- Directions
In the data below, how many lines contain the string "screenshot"? Reply with the number only.

- Information given
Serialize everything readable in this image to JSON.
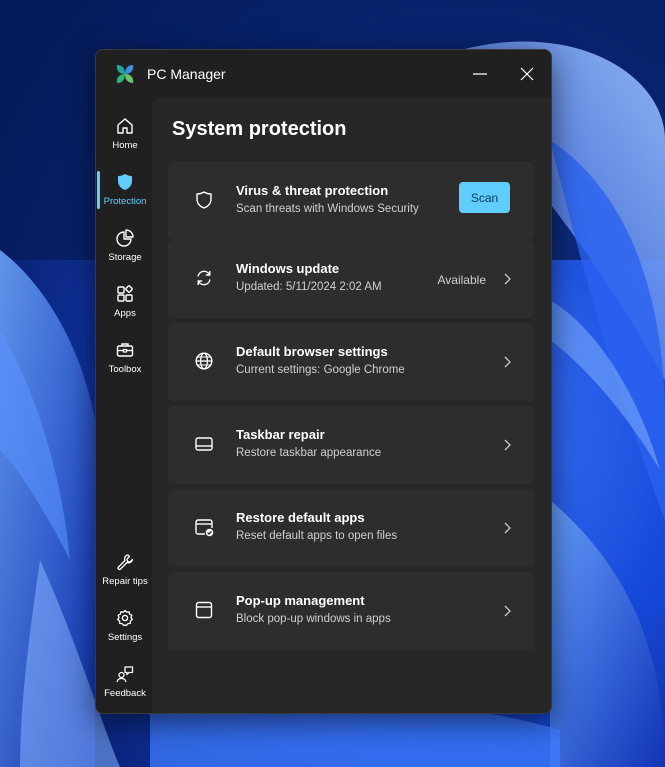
{
  "window": {
    "title": "PC Manager",
    "accent": "#60cdff"
  },
  "titlebar": {
    "minimize_icon": "minimize-icon",
    "close_icon": "close-icon"
  },
  "sidebar": {
    "items": [
      {
        "label": "Home",
        "icon": "home-icon"
      },
      {
        "label": "Protection",
        "icon": "shield-icon",
        "active": true
      },
      {
        "label": "Storage",
        "icon": "pie-chart-icon"
      },
      {
        "label": "Apps",
        "icon": "apps-icon"
      },
      {
        "label": "Toolbox",
        "icon": "toolbox-icon"
      }
    ],
    "bottom_items": [
      {
        "label": "Repair tips",
        "icon": "wrench-icon"
      },
      {
        "label": "Settings",
        "icon": "gear-icon"
      },
      {
        "label": "Feedback",
        "icon": "feedback-icon"
      }
    ]
  },
  "main": {
    "title": "System protection",
    "cards": [
      {
        "title": "Virus & threat protection",
        "subtitle": "Scan threats with Windows Security",
        "icon": "shield-outline-icon",
        "button": "Scan"
      },
      {
        "title": "Windows update",
        "subtitle": "Updated: 5/11/2024 2:02 AM",
        "icon": "sync-icon",
        "status": "Available"
      },
      {
        "title": "Default browser settings",
        "subtitle": "Current settings: Google Chrome",
        "icon": "globe-icon"
      },
      {
        "title": "Taskbar repair",
        "subtitle": "Restore taskbar appearance",
        "icon": "taskbar-icon"
      },
      {
        "title": "Restore default apps",
        "subtitle": "Reset default apps to open files",
        "icon": "app-check-icon"
      },
      {
        "title": "Pop-up management",
        "subtitle": "Block pop-up windows in apps",
        "icon": "window-icon"
      }
    ]
  }
}
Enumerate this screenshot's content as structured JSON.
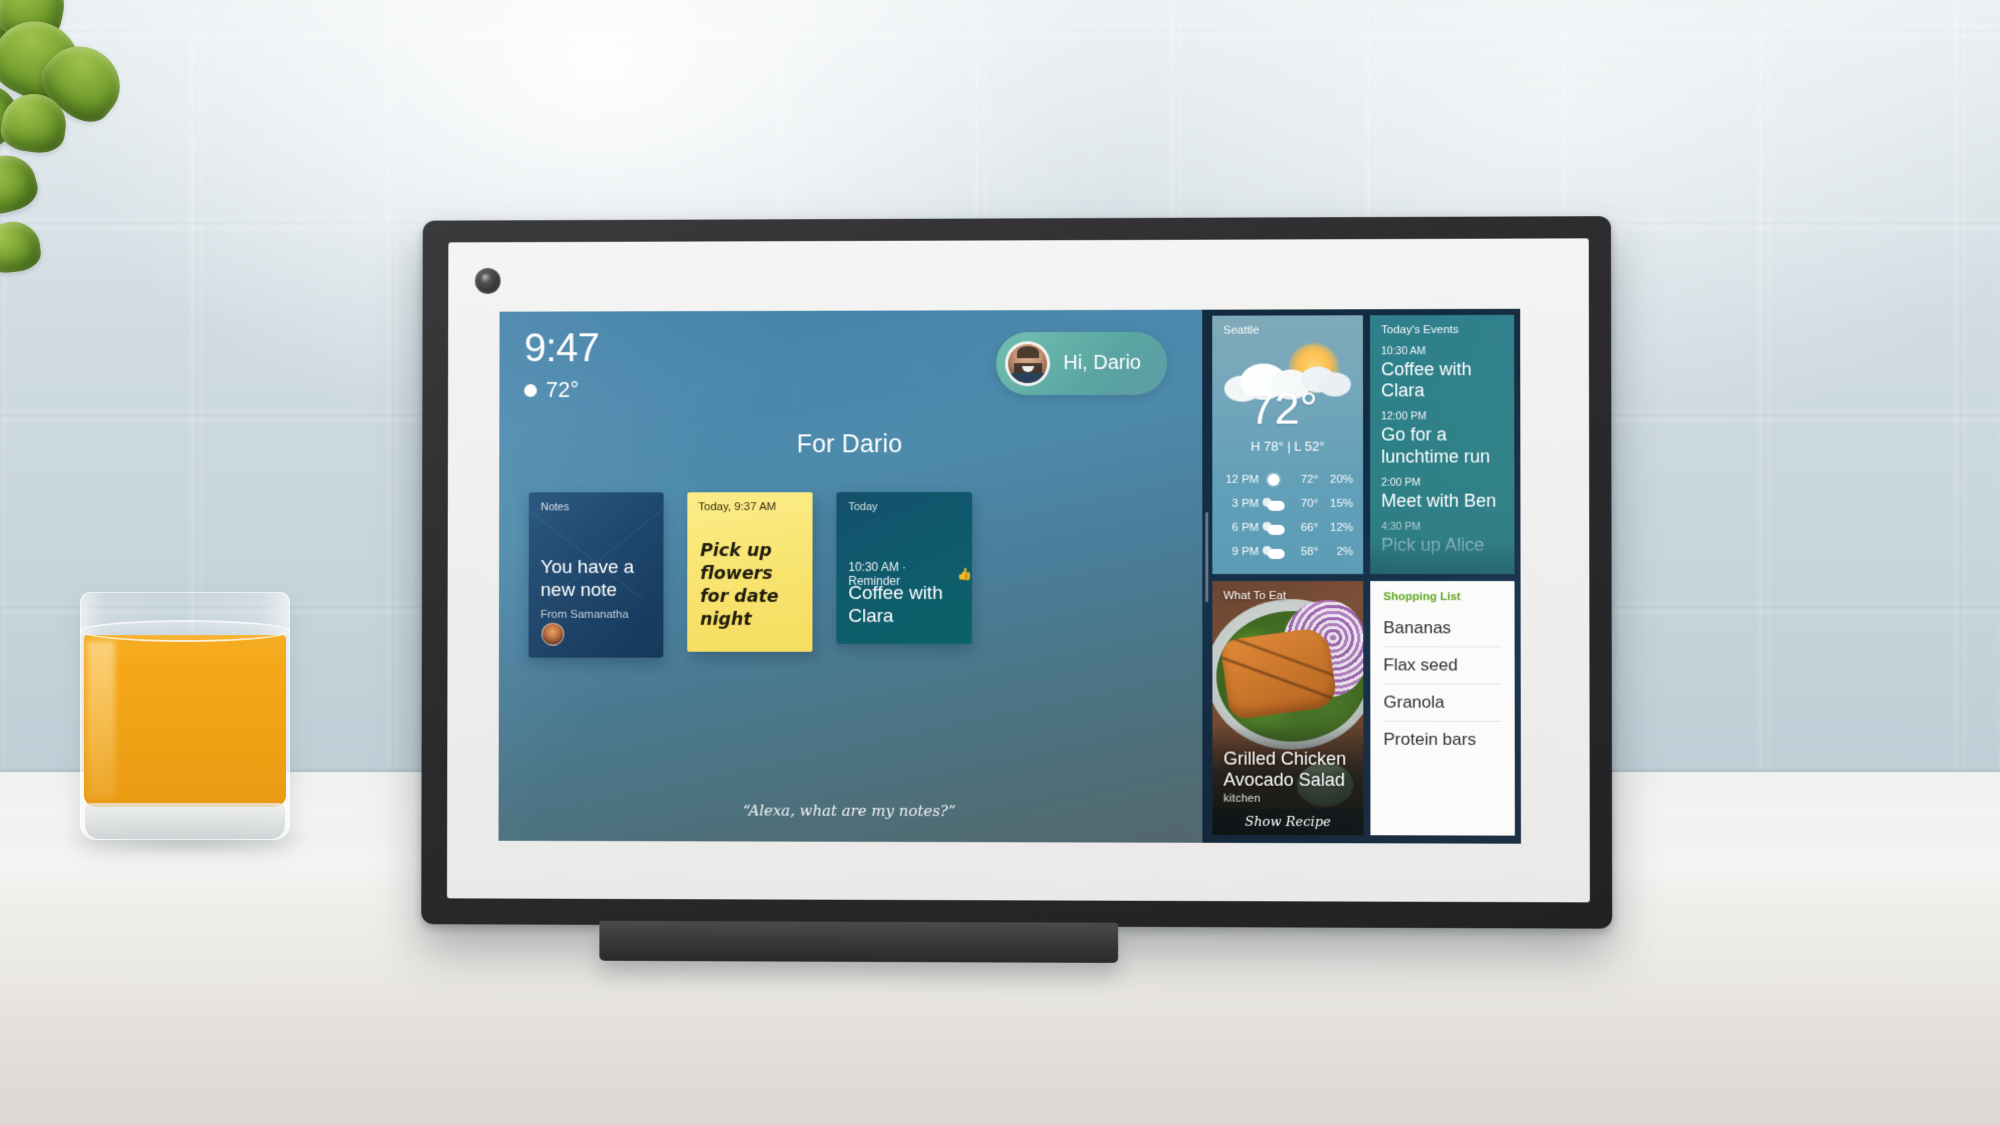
{
  "scene": {
    "plant": "jade-plant",
    "wall": "white-subway-tile",
    "drink": "orange-juice-glass"
  },
  "device": {
    "name": "smart-display",
    "camera": "front-camera"
  },
  "home": {
    "clock": {
      "time": "9:47",
      "temp": "72°",
      "condition_icon": "sun-icon"
    },
    "greeting": {
      "text": "Hi, Dario",
      "avatar": "user-avatar"
    },
    "section_title": "For Dario",
    "alexa_prompt": "“Alexa, what are my notes?”",
    "cards": {
      "note": {
        "kicker": "Notes",
        "headline": "You have a new note",
        "from": "From Samanatha"
      },
      "sticky": {
        "kicker": "Today, 9:37 AM",
        "text": "Pick up flowers for date night"
      },
      "event": {
        "kicker": "Today",
        "meta": "10:30 AM · Reminder",
        "meta_icon": "thumbs-up-icon",
        "title": "Coffee with Clara"
      }
    }
  },
  "widgets": {
    "weather": {
      "city": "Seattle",
      "temp": "72°",
      "high_low": "H 78° | L 52°",
      "icon": "partly-sunny-icon",
      "hours": [
        {
          "time": "12 PM",
          "icon": "sun-icon",
          "temp": "72°",
          "precip": "20%"
        },
        {
          "time": "3 PM",
          "icon": "partly-cloudy-icon",
          "temp": "70°",
          "precip": "15%"
        },
        {
          "time": "6 PM",
          "icon": "partly-cloudy-icon",
          "temp": "66°",
          "precip": "12%"
        },
        {
          "time": "9 PM",
          "icon": "partly-cloudy-icon",
          "temp": "58°",
          "precip": "2%"
        }
      ]
    },
    "events": {
      "kicker": "Today's Events",
      "items": [
        {
          "time": "10:30 AM",
          "name": "Coffee with Clara"
        },
        {
          "time": "12:00 PM",
          "name": "Go for a lunchtime run"
        },
        {
          "time": "2:00 PM",
          "name": "Meet with Ben"
        },
        {
          "time": "4:30 PM",
          "name": "Pick up Alice"
        }
      ]
    },
    "recipe": {
      "kicker": "What To Eat",
      "title": "Grilled Chicken Avocado Salad",
      "brand": "kitchen",
      "cta": "Show Recipe"
    },
    "shopping": {
      "kicker": "Shopping List",
      "kicker_color": "#5fa524",
      "items": [
        "Bananas",
        "Flax seed",
        "Granola",
        "Protein bars"
      ]
    }
  }
}
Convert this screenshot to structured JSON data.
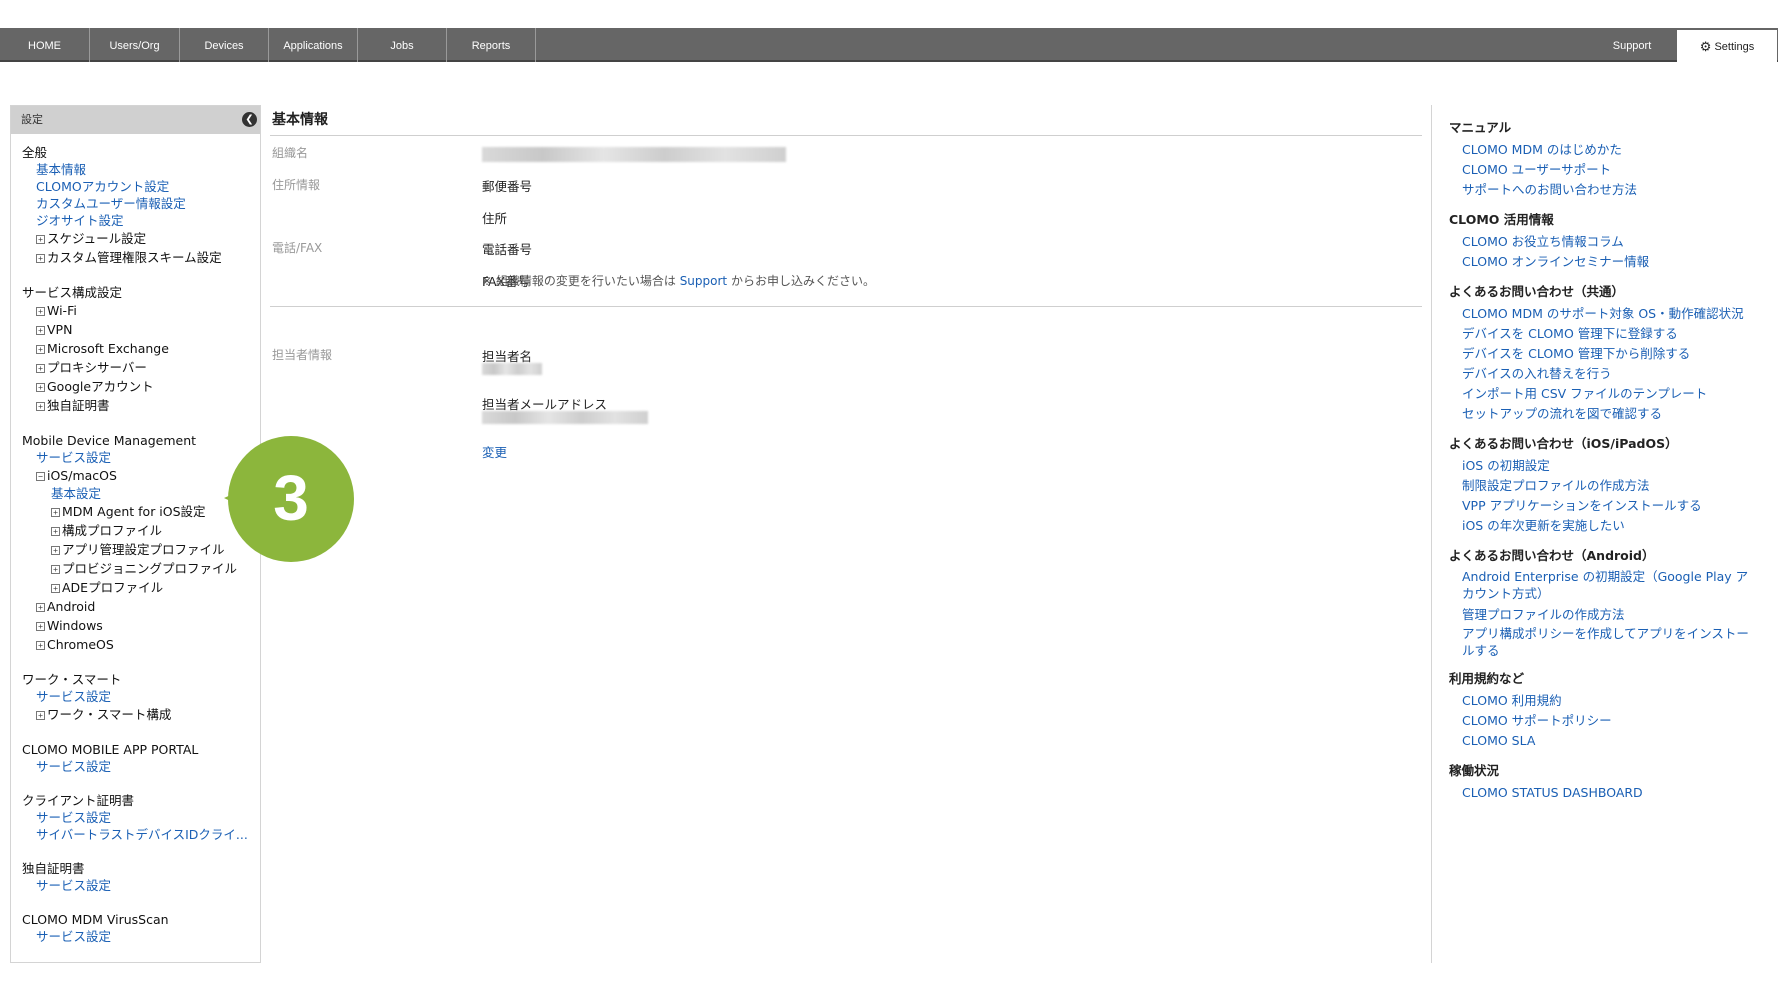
{
  "nav": {
    "items": [
      {
        "label": "HOME"
      },
      {
        "label": "Users/Org"
      },
      {
        "label": "Devices"
      },
      {
        "label": "Applications"
      },
      {
        "label": "Jobs"
      },
      {
        "label": "Reports"
      }
    ],
    "support_label": "Support",
    "settings_label": "Settings"
  },
  "sidebar": {
    "header": "設定",
    "general": {
      "title": "全般",
      "links": [
        "基本情報",
        "CLOMOアカウント設定",
        "カスタムユーザー情報設定",
        "ジオサイト設定"
      ],
      "expandables": [
        "スケジュール設定",
        "カスタム管理権限スキーム設定"
      ]
    },
    "service_config": {
      "title": "サービス構成設定",
      "expandables": [
        "Wi-Fi",
        "VPN",
        "Microsoft Exchange",
        "プロキシサーバー",
        "Googleアカウント",
        "独自証明書"
      ]
    },
    "mdm": {
      "title": "Mobile Device Management",
      "service_link": "サービス設定",
      "ios": "iOS/macOS",
      "ios_basic": "基本設定",
      "ios_children": [
        "MDM Agent for iOS設定",
        "構成プロファイル",
        "アプリ管理設定プロファイル",
        "プロビジョニングプロファイル",
        "ADEプロファイル"
      ],
      "platforms": [
        "Android",
        "Windows",
        "ChromeOS"
      ]
    },
    "work_smart": {
      "title": "ワーク・スマート",
      "service_link": "サービス設定",
      "expandable": "ワーク・スマート構成"
    },
    "app_portal": {
      "title": "CLOMO MOBILE APP PORTAL",
      "service_link": "サービス設定"
    },
    "client_cert": {
      "title": "クライアント証明書",
      "service_link": "サービス設定",
      "cyber_link": "サイバートラストデバイスIDクライ..."
    },
    "own_cert": {
      "title": "独自証明書",
      "service_link": "サービス設定"
    },
    "virusscan": {
      "title": "CLOMO MDM VirusScan",
      "service_link": "サービス設定"
    }
  },
  "callout": {
    "number": "3",
    "color": "#8cb63c"
  },
  "main": {
    "title": "基本情報",
    "org_label": "組織名",
    "address_label": "住所情報",
    "postal_label": "郵便番号",
    "address_field_label": "住所",
    "phone_section_label": "電話/FAX",
    "phone_label": "電話番号",
    "fax_label": "FAX番号",
    "note_prefix": "※ 組織情報の変更を行いたい場合は ",
    "note_link": "Support",
    "note_suffix": " からお申し込みください。",
    "contact_section_label": "担当者情報",
    "contact_name_label": "担当者名",
    "contact_email_label": "担当者メールアドレス",
    "change_link": "変更"
  },
  "right_panel": {
    "groups": [
      {
        "heading": "マニュアル",
        "links": [
          "CLOMO MDM のはじめかた",
          "CLOMO ユーザーサポート",
          "サポートへのお問い合わせ方法"
        ]
      },
      {
        "heading": "CLOMO 活用情報",
        "links": [
          "CLOMO お役立ち情報コラム",
          "CLOMO オンラインセミナー情報"
        ]
      },
      {
        "heading": "よくあるお問い合わせ（共通）",
        "links": [
          "CLOMO MDM のサポート対象 OS・動作確認状況",
          "デバイスを CLOMO 管理下に登録する",
          "デバイスを CLOMO 管理下から削除する",
          "デバイスの入れ替えを行う",
          "インポート用 CSV ファイルのテンプレート",
          "セットアップの流れを図で確認する"
        ]
      },
      {
        "heading": "よくあるお問い合わせ（iOS/iPadOS）",
        "links": [
          "iOS の初期設定",
          "制限設定プロファイルの作成方法",
          "VPP アプリケーションをインストールする",
          "iOS の年次更新を実施したい"
        ]
      },
      {
        "heading": "よくあるお問い合わせ（Android）",
        "links": [
          "Android Enterprise の初期設定（Google Play アカウント方式）",
          "管理プロファイルの作成方法",
          "アプリ構成ポリシーを作成してアプリをインストールする"
        ]
      },
      {
        "heading": "利用規約など",
        "links": [
          "CLOMO 利用規約",
          "CLOMO サポートポリシー",
          "CLOMO SLA"
        ]
      },
      {
        "heading": "稼働状況",
        "links": [
          "CLOMO STATUS DASHBOARD"
        ]
      }
    ]
  }
}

- Response to this task
2